→ **What the task asks**:
State how many lines of the records contain the string "right". Give the number alone.
◇ ◇ ◇ ◇ ◇
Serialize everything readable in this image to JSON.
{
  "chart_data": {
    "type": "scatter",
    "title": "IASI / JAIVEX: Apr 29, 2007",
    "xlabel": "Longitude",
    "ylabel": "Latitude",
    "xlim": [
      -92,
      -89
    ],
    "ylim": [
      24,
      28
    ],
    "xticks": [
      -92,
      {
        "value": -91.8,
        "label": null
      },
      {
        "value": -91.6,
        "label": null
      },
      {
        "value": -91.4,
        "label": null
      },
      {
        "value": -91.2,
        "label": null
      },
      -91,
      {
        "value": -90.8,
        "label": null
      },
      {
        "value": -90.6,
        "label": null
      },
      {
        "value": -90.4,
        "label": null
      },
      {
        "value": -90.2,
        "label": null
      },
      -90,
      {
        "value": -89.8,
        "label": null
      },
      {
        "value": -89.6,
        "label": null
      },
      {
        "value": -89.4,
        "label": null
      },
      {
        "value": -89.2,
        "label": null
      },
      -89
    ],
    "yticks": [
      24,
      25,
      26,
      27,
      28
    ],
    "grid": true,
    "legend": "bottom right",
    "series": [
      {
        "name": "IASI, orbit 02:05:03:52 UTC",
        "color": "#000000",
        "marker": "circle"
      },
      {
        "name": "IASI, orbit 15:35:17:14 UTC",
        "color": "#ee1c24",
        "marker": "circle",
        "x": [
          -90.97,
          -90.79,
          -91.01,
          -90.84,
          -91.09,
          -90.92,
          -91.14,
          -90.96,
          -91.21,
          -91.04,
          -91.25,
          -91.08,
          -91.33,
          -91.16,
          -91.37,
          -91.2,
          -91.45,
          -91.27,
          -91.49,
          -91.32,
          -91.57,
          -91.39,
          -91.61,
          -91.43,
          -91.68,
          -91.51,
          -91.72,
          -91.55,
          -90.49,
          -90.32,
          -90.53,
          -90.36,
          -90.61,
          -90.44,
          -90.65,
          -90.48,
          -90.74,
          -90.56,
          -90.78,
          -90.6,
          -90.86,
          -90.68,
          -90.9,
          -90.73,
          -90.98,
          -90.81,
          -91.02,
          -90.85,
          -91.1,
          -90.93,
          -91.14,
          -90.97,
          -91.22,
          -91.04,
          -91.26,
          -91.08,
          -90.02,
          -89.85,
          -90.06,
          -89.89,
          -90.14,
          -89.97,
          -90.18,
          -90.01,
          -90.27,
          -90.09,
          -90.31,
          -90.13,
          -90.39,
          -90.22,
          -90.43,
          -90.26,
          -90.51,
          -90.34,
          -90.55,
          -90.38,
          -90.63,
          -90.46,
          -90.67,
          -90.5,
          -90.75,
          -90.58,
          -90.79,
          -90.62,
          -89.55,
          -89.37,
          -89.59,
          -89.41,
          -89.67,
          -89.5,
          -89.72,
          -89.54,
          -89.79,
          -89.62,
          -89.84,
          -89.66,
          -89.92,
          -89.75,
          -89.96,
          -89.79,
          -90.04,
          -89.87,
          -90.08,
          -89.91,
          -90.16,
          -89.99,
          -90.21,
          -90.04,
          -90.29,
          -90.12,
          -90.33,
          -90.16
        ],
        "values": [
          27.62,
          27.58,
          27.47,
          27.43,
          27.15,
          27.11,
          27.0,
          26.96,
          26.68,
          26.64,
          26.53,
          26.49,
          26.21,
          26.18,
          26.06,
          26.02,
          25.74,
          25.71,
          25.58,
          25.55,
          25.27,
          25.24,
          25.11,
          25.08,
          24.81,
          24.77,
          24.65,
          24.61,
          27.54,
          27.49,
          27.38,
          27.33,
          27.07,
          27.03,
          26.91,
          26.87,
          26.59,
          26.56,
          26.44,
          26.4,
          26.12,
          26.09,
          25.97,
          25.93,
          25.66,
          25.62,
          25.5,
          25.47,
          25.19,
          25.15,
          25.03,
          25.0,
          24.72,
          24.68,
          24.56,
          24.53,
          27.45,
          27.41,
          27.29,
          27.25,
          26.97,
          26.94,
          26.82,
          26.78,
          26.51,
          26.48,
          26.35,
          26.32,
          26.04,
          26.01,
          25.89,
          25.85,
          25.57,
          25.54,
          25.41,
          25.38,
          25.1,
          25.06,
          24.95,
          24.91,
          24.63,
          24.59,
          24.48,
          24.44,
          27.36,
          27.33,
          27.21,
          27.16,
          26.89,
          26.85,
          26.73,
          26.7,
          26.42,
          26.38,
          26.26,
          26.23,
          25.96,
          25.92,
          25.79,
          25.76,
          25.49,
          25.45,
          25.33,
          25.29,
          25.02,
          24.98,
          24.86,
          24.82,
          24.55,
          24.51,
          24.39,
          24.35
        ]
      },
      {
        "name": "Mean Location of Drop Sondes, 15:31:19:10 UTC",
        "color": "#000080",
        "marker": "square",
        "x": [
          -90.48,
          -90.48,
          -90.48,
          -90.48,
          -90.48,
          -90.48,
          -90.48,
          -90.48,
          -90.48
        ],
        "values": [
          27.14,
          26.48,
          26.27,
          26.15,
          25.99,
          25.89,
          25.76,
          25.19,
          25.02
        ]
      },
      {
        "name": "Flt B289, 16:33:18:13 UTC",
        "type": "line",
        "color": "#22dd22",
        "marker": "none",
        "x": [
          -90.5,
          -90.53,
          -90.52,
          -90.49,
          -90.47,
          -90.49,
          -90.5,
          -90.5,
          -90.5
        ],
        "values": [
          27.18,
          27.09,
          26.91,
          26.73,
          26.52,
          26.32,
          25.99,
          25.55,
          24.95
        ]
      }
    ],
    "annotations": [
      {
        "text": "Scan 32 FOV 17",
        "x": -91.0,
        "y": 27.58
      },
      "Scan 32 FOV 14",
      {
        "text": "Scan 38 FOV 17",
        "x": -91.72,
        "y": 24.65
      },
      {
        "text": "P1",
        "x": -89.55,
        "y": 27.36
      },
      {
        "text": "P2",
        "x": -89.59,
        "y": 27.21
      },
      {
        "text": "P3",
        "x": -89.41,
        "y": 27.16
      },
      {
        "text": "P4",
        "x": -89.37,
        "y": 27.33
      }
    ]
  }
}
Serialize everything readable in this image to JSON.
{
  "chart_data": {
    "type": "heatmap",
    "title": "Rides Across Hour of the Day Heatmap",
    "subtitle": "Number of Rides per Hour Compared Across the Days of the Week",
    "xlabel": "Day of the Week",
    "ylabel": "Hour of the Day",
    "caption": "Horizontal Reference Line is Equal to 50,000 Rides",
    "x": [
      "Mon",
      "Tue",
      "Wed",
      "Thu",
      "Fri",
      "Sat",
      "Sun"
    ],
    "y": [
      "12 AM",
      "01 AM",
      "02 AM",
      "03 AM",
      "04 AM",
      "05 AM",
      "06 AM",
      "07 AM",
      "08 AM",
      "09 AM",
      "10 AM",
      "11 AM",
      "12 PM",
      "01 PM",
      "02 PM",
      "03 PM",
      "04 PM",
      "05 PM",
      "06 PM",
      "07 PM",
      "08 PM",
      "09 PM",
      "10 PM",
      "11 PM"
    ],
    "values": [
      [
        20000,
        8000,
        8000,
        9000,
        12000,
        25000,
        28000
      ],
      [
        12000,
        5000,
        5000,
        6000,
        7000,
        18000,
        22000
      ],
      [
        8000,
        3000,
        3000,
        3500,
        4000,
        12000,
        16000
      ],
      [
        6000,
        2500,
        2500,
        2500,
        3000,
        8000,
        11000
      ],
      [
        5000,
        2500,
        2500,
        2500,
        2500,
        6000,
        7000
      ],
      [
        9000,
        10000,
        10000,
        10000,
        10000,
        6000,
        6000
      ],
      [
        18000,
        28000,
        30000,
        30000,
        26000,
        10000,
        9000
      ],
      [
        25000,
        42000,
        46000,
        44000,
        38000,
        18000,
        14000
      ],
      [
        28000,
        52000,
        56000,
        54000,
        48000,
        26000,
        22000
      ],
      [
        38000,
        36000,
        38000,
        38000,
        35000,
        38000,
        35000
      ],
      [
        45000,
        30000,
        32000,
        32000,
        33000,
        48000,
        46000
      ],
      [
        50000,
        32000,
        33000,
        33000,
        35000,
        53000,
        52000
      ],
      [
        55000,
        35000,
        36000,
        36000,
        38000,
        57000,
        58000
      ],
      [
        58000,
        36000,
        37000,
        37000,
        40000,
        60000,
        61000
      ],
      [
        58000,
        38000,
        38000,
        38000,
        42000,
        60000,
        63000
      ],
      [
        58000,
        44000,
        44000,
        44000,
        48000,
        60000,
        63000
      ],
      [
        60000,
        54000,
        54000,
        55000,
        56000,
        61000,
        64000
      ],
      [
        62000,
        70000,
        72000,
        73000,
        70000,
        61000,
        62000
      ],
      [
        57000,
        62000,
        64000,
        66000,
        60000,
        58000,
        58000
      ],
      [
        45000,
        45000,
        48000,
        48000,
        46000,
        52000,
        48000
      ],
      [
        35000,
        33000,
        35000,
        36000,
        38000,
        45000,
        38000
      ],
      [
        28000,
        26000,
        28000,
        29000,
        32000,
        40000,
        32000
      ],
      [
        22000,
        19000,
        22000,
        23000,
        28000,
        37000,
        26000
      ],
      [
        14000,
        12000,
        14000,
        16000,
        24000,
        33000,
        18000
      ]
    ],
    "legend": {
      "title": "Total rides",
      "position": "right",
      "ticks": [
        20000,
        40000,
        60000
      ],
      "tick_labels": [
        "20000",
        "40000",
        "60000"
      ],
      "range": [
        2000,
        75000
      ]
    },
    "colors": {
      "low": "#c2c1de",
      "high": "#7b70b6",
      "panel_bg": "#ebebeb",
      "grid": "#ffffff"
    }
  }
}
◇ ◇ ◇ ◇ ◇
→ **Reply to the exercise**:
2